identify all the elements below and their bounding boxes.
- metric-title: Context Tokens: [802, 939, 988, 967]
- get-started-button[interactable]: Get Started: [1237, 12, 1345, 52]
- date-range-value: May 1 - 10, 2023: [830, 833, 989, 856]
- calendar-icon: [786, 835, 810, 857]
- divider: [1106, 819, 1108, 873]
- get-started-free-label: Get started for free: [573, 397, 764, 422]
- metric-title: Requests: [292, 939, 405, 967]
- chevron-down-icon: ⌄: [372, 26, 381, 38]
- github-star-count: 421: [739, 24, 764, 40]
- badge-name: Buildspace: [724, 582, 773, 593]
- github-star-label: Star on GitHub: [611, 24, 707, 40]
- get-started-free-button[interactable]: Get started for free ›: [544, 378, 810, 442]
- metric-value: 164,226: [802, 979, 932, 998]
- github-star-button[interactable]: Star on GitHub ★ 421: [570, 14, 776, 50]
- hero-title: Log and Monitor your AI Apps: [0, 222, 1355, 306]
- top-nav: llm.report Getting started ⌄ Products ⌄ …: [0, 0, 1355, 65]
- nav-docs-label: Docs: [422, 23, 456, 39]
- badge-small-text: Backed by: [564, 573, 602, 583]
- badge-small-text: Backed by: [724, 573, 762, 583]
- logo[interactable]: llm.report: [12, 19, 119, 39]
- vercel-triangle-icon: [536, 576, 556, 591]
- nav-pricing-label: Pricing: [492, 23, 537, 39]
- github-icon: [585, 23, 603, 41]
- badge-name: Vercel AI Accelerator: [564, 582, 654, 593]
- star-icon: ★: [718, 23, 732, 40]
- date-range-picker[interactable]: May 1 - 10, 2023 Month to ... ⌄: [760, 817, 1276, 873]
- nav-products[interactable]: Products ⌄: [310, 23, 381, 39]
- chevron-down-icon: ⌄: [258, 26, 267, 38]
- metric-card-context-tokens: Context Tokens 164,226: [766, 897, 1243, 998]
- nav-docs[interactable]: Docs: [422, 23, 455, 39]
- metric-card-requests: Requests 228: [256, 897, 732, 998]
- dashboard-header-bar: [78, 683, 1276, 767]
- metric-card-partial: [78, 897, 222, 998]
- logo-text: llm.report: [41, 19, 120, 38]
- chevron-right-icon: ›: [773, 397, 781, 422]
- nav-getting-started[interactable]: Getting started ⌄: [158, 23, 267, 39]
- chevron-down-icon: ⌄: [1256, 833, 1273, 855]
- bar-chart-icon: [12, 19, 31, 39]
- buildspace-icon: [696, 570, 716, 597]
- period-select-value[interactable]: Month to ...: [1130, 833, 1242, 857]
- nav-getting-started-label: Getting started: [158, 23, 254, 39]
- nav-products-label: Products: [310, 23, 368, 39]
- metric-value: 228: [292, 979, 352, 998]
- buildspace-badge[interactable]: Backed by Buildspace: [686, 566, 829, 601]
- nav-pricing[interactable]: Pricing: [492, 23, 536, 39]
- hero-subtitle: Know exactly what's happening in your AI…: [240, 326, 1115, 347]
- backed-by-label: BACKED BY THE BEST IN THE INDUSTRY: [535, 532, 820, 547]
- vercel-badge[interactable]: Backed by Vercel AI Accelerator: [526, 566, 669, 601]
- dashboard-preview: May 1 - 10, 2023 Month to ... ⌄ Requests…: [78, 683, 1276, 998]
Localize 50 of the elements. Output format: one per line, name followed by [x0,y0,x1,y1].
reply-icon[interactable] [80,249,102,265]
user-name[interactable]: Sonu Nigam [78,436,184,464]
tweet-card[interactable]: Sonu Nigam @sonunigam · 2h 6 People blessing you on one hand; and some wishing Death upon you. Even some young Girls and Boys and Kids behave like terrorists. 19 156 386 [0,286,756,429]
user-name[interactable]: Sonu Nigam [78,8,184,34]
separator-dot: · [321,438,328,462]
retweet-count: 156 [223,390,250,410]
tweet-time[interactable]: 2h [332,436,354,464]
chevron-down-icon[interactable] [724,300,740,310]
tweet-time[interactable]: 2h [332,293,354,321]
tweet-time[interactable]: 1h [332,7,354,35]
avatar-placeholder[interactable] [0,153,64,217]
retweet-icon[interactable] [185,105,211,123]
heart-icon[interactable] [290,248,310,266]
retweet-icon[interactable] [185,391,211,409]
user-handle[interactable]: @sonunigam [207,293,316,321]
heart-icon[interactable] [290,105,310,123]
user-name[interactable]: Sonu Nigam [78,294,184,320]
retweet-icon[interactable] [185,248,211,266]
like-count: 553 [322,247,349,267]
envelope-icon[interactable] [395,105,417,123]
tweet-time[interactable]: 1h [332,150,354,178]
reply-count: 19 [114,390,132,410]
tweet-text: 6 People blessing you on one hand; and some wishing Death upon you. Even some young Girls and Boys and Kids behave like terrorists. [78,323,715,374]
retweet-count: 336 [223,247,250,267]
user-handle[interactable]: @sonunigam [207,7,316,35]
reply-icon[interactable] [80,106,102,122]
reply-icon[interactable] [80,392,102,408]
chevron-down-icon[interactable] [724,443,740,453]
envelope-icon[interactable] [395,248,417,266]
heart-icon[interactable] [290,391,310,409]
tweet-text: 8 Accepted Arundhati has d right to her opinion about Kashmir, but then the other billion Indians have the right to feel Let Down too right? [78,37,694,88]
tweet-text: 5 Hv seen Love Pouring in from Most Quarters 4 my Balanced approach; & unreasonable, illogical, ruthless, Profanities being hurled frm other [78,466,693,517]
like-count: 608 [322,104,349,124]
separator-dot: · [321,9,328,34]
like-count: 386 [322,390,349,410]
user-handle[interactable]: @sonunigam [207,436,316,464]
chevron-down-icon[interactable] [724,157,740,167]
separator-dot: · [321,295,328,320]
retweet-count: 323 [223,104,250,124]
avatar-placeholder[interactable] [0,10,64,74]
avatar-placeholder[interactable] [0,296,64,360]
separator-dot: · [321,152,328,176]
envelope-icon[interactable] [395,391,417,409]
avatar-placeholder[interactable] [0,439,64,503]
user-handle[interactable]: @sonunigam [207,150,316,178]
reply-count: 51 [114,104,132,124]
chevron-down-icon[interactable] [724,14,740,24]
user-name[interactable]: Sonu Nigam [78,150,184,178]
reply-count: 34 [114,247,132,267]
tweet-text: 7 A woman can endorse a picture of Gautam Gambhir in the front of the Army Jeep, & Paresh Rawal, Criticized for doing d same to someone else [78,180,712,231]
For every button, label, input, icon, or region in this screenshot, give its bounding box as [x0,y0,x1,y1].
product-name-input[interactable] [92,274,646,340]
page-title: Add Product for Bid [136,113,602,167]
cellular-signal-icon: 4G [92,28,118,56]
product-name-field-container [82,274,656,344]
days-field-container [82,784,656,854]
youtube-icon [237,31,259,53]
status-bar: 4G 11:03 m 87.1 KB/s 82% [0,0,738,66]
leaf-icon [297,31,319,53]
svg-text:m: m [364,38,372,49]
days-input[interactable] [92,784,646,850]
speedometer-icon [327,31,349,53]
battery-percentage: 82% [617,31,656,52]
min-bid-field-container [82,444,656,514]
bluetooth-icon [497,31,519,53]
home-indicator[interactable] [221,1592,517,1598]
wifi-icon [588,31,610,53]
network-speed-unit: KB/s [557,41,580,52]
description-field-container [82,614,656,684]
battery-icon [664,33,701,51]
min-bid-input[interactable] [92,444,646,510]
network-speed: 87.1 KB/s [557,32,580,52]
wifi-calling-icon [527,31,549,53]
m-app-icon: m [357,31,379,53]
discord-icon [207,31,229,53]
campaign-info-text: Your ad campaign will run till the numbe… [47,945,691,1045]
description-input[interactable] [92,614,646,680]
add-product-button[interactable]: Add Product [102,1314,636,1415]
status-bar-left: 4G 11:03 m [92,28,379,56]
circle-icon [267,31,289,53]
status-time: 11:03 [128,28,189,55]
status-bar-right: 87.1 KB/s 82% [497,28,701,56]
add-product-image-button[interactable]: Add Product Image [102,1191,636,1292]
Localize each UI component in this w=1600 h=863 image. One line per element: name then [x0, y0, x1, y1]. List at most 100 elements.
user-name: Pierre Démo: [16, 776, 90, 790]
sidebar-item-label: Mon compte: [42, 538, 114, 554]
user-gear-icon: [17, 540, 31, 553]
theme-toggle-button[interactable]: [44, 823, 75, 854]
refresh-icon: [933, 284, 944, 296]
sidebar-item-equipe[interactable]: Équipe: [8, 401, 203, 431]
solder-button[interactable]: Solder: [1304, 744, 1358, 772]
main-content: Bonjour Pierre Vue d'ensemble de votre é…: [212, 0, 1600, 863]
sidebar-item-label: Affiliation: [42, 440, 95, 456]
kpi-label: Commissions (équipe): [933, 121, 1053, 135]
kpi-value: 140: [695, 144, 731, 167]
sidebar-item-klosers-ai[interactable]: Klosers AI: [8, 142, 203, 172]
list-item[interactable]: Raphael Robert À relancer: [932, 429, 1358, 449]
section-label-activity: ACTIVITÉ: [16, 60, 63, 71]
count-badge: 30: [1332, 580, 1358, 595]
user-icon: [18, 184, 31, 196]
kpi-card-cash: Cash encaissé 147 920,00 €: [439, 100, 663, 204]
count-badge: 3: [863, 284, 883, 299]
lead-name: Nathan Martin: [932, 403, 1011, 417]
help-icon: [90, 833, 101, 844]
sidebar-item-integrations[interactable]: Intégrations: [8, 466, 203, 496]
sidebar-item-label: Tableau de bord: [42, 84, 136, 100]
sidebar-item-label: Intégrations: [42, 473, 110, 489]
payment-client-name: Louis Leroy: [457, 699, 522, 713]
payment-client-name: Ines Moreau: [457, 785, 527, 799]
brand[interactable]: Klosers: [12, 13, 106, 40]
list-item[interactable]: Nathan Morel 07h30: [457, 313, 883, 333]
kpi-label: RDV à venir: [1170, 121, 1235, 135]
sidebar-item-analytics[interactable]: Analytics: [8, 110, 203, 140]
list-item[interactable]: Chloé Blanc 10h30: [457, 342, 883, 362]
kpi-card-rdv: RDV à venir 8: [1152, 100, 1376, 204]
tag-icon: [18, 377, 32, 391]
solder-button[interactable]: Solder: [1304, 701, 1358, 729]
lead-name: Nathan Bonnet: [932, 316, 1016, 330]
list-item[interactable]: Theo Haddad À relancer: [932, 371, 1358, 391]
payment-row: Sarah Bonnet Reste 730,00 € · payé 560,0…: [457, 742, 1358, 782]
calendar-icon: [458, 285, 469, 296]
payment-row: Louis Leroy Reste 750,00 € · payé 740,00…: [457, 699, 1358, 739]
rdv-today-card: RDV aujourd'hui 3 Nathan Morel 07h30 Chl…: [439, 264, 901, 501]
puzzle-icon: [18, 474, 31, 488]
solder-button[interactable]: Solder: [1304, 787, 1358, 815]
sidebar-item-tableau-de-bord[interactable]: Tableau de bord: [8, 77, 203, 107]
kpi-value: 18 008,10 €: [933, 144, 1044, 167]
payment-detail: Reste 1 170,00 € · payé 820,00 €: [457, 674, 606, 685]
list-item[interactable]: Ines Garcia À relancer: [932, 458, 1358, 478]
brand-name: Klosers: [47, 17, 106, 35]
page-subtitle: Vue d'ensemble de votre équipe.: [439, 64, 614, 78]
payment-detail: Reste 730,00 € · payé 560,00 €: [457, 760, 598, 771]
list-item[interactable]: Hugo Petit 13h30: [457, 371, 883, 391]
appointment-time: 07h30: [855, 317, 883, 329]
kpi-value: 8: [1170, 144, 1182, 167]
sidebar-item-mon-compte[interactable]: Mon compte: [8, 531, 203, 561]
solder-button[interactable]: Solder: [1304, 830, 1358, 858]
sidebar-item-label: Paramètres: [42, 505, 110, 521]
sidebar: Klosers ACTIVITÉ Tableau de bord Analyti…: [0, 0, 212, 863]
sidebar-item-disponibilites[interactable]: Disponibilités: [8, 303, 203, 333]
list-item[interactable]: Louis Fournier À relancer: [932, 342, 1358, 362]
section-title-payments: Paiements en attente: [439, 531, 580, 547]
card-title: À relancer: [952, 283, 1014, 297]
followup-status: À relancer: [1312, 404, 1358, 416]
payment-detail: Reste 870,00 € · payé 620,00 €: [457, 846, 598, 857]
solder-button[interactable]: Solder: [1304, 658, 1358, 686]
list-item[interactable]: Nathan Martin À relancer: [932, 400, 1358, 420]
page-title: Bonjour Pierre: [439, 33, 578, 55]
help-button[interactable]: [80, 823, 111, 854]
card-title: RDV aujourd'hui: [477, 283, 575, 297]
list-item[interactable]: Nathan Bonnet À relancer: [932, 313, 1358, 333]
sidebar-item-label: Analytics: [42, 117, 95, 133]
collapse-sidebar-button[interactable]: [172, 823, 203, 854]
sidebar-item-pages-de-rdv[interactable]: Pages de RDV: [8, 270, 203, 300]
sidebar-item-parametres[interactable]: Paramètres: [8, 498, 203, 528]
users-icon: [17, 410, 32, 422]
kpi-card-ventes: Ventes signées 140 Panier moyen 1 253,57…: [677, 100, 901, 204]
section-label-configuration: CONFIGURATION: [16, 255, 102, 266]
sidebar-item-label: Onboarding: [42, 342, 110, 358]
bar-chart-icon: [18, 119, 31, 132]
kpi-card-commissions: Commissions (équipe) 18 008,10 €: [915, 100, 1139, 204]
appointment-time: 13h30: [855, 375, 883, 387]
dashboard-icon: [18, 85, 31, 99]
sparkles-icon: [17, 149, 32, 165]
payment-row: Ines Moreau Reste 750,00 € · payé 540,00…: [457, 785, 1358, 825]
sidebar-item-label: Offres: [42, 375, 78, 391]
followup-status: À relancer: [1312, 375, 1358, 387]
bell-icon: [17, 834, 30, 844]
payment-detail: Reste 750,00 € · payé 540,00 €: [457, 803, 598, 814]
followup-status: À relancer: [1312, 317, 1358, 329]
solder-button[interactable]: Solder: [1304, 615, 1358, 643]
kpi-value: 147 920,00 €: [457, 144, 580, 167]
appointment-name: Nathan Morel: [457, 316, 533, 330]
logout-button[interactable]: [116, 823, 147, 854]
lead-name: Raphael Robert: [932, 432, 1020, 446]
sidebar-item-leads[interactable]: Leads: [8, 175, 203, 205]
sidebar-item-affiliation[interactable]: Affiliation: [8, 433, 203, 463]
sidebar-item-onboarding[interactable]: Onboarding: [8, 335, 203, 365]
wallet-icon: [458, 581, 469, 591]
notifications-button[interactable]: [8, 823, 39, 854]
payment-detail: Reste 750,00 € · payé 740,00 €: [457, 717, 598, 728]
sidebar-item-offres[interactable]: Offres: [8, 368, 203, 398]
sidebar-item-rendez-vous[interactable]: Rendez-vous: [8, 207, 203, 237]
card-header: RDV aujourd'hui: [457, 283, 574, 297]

────

## Exercise directions
Reproduce the data above verbatim, starting at its first line and ending at the line that contains "- github-star-button[interactable]: Star".

## Reply to the exercise
identify all the elements below and their bounding boxes.
- metric-title: Context Tokens: [802, 939, 988, 967]
- get-started-button[interactable]: Get Started: [1237, 12, 1345, 52]
- date-range-value: May 1 - 10, 2023: [830, 833, 989, 856]
- calendar-icon: [786, 835, 810, 857]
- divider: [1106, 819, 1108, 873]
- get-started-free-label: Get started for free: [573, 397, 764, 422]
- metric-title: Requests: [292, 939, 405, 967]
- chevron-down-icon: ⌄: [372, 26, 381, 38]
- github-star-count: 421: [739, 24, 764, 40]
- badge-name: Buildspace: [724, 582, 773, 593]
- github-star-label: Star on GitHub: [611, 24, 707, 40]
- get-started-free-button[interactable]: Get started for free ›: [544, 378, 810, 442]
- metric-value: 164,226: [802, 979, 932, 998]
- github-star-button[interactable]: Star on GitHub ★ 421: [570, 14, 776, 50]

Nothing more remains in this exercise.